Our brands hold leading positions in 14 major U.S. food categories and we market
more than 100 consumer brands, of which more than 30 generate annual U.S. retail
sales in excess of $100 million each.

     Our primary product and service categories, our main brands, and the
contribution of each category to total pro forma fiscal 2001 sales (including
our proportionate share of our joint venture sales) are outlined below:

- Big G Cereals accounted for $2.6 billion in pro forma sales (approximately 19%
  of total pro forma sales) and includes such well-known brands as CHEERIOS,
  WHEATIES and TOTAL.

- The Meals Division accounted for $2.3 billion in pro forma sales
  (approximately 17% of total pro forma sales) and includes BETTY CROCKER dry
  packaged dinner mixes, specialty potatoes and instant mashed potatoes, LLOYD's
  refrigerated entrees, OLD EL PASO Mexican foods, PROGRESSO soups, and GREEN
  GIANT canned and frozen vegetables and meal starters.

- Pillsbury U.S. accounted for $1.7 billion in pro forma sales (approximately
  13% of total pro forma sales) and includes a variety of PILLSBURY refrigerated
  dough products for cookies, breads and rolls; PILLSBURY frozen waffles and
  breakfast pastries; and TOTINO'S frozen pizza and snacks.

- Bakeries and Foodservice accounted for $1.7 billion in pro forma sales
  (approximately 13% of total pro forma sales) and includes mixes and unbaked,
  par-baked and fully baked dough products marketed to bakeries, together with
  branded products and custom products that are offered to commercial and
  non-commercial foodservice sectors like school cafeterias, restaurants and
  convenience stores.

### Dataset
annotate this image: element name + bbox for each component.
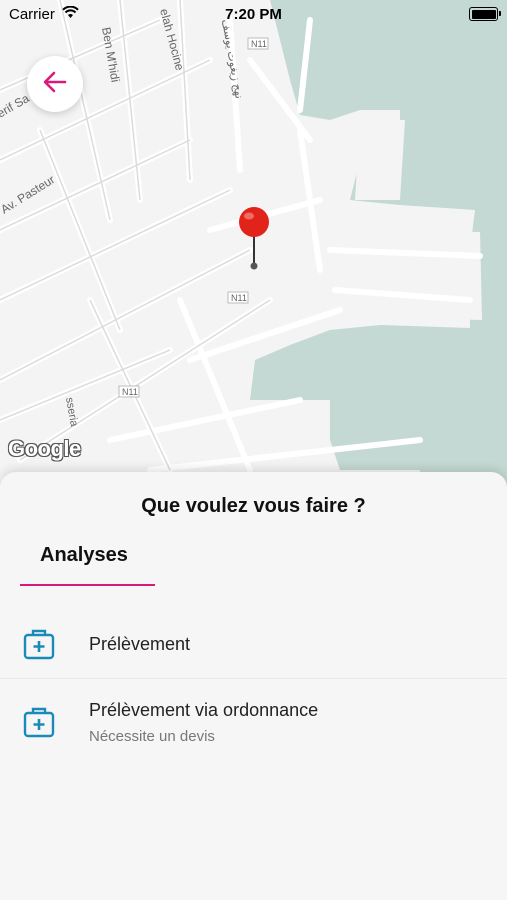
list-item-title: Prélèvement	[89, 634, 191, 654]
status-bar: Carrier 7:20 PM	[0, 0, 507, 28]
list-item-subtitle: Nécessite un devis	[89, 728, 215, 745]
tab-label: Analyses	[40, 544, 128, 566]
google-attribution-logo: Google	[8, 436, 81, 461]
tab-analyses[interactable]: Analyses	[20, 534, 155, 586]
route-shield-n11-top: N11	[251, 39, 267, 49]
list-item-title: Prélèvement via ordonnance	[89, 700, 319, 720]
pier-2	[355, 120, 405, 200]
pier	[330, 230, 482, 320]
list-item-prelevement-ordonnance[interactable]: Prélèvement via ordonnance Nécessite un …	[0, 679, 507, 753]
list-item-prelevement[interactable]: Prélèvement	[0, 610, 507, 679]
status-time: 7:20 PM	[225, 6, 282, 23]
route-shield-n11-low: N11	[122, 387, 138, 397]
bottom-sheet: Que voulez vous faire ? Analyses Prélève…	[0, 472, 507, 900]
arrow-left-icon	[43, 71, 67, 98]
route-shield-n11-mid: N11	[231, 293, 247, 303]
map-label-sa: erif Sa	[0, 91, 32, 121]
battery-icon	[469, 7, 501, 21]
medical-kit-icon	[22, 627, 56, 666]
sheet-title: Que voulez vous faire ?	[141, 495, 366, 517]
medical-kit-icon	[22, 705, 56, 744]
map-label-serie: sseria	[63, 396, 80, 428]
location-pin-icon[interactable]	[238, 206, 270, 279]
map-label-arabic: نهج زيغوت يوسف	[219, 18, 245, 99]
tab-active-indicator	[20, 584, 155, 586]
back-button[interactable]	[27, 56, 83, 112]
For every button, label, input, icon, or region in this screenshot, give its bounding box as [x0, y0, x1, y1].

### Directives
[1] Answer these questions from the sales breakdown:
(a) In how many major U.S. food categories do the brands hold leading positions?
(b) About what percentage of total pro forma sales did the Meals Division account for?
(c) Which brand's frozen pizza and snacks fall under Pillsbury U.S.?
[2] Please list every product and service category that the sales breakdown reports pro forma sales for.
[3] Output everything in the sales breakdown from "Our brands hold" down to "WHEATIES and TOTAL.".
The material was taken from a separate source unrelated to the sales breakdown.

### Task-by-task outputs
[1]
(a) 14
(b) Approximately 17%
(c) TOTINO'S

[2]
Big G Cereals
The Meals Division
Pillsbury U.S.
Bakeries and Foodservice

[3]
Our brands hold leading positions in 14 major U.S. food categories and we market
more than 100 consumer brands, of which more than 30 generate annual U.S. retail
sales in excess of $100 million each.

     Our primary product and service categories, our main brands, and the
contribution of each category to total pro forma fiscal 2001 sales (including
our proportionate share of our joint venture sales) are outlined below:

- Big G Cereals accounted for $2.6 billion in pro forma sales (approximately 19%
  of total pro forma sales) and includes such well-known brands as CHEERIOS,
  WHEATIES and TOTAL.